— Listings of regions and labels —
+ + +

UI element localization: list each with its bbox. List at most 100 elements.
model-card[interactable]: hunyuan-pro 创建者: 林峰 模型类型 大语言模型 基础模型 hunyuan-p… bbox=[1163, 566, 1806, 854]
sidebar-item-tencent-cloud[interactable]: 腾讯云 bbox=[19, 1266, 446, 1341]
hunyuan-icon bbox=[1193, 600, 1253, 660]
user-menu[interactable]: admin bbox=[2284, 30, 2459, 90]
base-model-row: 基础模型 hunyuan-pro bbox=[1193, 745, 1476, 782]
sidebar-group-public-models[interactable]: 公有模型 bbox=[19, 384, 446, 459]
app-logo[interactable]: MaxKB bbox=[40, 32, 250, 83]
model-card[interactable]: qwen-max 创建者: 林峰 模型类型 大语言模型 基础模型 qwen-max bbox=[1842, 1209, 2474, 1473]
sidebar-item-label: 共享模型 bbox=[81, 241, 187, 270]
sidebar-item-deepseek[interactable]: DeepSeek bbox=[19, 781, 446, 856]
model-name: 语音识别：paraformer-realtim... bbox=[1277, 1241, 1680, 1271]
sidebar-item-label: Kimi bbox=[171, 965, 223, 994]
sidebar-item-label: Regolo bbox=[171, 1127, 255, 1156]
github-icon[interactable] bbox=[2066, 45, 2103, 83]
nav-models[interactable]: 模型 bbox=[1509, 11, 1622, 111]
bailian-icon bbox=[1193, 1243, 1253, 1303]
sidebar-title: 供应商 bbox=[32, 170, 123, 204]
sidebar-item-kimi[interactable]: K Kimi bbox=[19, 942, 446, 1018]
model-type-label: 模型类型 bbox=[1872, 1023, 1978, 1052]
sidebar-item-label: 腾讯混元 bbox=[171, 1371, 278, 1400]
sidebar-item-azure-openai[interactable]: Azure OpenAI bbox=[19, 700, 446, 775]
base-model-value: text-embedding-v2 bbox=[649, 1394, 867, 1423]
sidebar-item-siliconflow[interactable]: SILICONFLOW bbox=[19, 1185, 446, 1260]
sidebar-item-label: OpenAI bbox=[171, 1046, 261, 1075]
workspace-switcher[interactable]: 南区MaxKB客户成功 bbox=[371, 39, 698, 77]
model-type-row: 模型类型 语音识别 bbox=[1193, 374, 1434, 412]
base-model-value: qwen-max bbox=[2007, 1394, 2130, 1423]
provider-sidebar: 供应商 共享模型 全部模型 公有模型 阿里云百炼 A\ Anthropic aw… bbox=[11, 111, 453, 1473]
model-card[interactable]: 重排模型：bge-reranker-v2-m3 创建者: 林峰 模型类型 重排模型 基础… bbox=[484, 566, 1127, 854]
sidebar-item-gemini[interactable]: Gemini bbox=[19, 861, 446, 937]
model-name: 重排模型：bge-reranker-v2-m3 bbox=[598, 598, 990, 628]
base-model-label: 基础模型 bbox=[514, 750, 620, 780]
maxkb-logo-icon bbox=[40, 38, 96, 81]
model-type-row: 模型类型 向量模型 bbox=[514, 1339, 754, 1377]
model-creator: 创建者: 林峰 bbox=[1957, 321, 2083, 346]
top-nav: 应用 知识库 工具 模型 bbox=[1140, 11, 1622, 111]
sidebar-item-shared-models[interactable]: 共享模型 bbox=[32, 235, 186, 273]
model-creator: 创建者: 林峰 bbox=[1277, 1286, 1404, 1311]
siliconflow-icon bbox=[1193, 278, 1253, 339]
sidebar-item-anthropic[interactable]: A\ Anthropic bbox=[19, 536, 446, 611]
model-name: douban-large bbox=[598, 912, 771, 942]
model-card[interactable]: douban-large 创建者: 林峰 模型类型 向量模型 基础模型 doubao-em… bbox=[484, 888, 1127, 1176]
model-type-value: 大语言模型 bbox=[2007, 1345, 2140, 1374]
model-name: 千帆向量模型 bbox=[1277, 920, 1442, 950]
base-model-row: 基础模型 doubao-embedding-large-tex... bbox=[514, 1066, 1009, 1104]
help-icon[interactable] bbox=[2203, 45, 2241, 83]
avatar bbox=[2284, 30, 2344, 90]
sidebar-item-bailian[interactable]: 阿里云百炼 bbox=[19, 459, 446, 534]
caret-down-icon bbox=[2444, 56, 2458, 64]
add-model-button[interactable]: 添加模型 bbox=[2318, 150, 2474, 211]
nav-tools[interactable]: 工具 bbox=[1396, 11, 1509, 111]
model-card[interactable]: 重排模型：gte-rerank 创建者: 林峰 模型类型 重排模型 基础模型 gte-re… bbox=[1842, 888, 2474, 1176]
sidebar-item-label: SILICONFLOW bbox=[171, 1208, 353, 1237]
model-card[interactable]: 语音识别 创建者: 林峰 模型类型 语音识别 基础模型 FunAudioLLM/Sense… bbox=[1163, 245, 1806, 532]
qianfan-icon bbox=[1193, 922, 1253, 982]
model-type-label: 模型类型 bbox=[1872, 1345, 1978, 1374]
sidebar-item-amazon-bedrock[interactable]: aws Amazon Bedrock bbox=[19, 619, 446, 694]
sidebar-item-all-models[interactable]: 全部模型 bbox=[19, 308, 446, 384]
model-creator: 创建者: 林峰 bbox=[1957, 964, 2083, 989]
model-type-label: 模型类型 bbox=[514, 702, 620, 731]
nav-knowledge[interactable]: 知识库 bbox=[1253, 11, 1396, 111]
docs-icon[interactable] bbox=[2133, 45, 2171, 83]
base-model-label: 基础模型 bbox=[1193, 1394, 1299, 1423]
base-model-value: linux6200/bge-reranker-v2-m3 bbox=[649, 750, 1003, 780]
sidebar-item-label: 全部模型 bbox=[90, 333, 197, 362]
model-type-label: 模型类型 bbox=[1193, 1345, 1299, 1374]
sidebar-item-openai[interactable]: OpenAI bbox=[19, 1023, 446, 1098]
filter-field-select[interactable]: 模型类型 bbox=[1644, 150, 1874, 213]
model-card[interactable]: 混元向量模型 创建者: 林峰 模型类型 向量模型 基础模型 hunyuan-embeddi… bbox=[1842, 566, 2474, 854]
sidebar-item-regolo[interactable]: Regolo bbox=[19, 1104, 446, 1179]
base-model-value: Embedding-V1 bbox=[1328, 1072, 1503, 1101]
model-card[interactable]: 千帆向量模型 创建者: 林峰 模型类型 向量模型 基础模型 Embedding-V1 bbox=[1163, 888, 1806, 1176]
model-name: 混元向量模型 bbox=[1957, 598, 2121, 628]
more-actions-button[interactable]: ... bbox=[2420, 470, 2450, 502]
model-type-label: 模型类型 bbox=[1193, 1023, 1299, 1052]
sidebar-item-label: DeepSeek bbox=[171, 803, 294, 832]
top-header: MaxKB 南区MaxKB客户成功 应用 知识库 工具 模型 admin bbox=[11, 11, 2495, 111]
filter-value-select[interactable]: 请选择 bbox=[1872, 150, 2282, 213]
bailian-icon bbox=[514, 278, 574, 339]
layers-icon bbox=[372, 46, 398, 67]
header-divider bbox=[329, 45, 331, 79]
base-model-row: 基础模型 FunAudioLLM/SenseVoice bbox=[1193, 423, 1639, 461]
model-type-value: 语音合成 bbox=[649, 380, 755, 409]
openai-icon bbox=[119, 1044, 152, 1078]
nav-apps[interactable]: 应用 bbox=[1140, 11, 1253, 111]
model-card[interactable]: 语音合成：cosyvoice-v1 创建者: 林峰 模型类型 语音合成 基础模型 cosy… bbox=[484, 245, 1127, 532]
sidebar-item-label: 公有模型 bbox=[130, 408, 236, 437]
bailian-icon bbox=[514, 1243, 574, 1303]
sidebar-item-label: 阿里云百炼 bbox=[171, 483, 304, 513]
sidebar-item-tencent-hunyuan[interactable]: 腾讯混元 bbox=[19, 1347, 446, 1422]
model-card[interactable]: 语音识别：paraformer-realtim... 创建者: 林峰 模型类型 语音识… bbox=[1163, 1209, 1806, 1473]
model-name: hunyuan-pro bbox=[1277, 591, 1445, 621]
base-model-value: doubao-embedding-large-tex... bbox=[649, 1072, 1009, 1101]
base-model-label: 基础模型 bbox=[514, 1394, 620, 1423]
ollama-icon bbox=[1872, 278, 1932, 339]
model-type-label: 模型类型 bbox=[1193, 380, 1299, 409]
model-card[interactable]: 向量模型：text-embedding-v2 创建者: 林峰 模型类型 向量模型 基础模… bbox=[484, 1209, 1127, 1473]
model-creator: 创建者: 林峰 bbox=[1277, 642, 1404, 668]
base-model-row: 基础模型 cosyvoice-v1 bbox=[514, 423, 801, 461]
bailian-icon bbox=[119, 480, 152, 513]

+ + +

— EXERCISE DIRECTIONS —
Please convert the records above, from their start through the line that contains "base-model-value: text-embedding-v2 bbox=[649, 1394, 867, 1423]", into a Markdown table with the columns Row and Line. Number each row and leave out blank lines.

— REPLY TO THE TASK —
| Row | Line |
|---|---|
| 1 | UI element localization: list each with its bbox. List at most 100 elements. |
| 2 | model-card[interactable]: hunyuan-pro 创建者: 林峰 模型类型 大语言模型 基础模型 hunyuan-p… bbox=[1163, 566, 1806, 854] |
| 3 | sidebar-item-tencent-cloud[interactable]: 腾讯云 bbox=[19, 1266, 446, 1341] |
| 4 | hunyuan-icon bbox=[1193, 600, 1253, 660] |
| 5 | user-menu[interactable]: admin bbox=[2284, 30, 2459, 90] |
| 6 | base-model-row: 基础模型 hunyuan-pro bbox=[1193, 745, 1476, 782] |
| 7 | sidebar-group-public-models[interactable]: 公有模型 bbox=[19, 384, 446, 459] |
| 8 | app-logo[interactable]: MaxKB bbox=[40, 32, 250, 83] |
| 9 | model-card[interactable]: qwen-max 创建者: 林峰 模型类型 大语言模型 基础模型 qwen-max bbox=[1842, 1209, 2474, 1473] |
| 10 | sidebar-item-label: 共享模型 bbox=[81, 241, 187, 270] |
| 11 | sidebar-item-deepseek[interactable]: DeepSeek bbox=[19, 781, 446, 856] |
| 12 | model-name: 语音识别：paraformer-realtim... bbox=[1277, 1241, 1680, 1271] |
| 13 | sidebar-item-label: Kimi bbox=[171, 965, 223, 994] |
| 14 | sidebar-item-label: Regolo bbox=[171, 1127, 255, 1156] |
| 15 | github-icon[interactable] bbox=[2066, 45, 2103, 83] |
| 16 | nav-models[interactable]: 模型 bbox=[1509, 11, 1622, 111] |
| 17 | bailian-icon bbox=[1193, 1243, 1253, 1303] |
| 18 | sidebar-title: 供应商 bbox=[32, 170, 123, 204] |
| 19 | sidebar-item-kimi[interactable]: K Kimi bbox=[19, 942, 446, 1018] |
| 20 | model-type-label: 模型类型 bbox=[1872, 1023, 1978, 1052] |
| 21 | sidebar-item-label: 腾讯混元 bbox=[171, 1371, 278, 1400] |
| 22 | sidebar-item-azure-openai[interactable]: Azure OpenAI bbox=[19, 700, 446, 775] |
| 23 | base-model-value: text-embedding-v2 bbox=[649, 1394, 867, 1423] |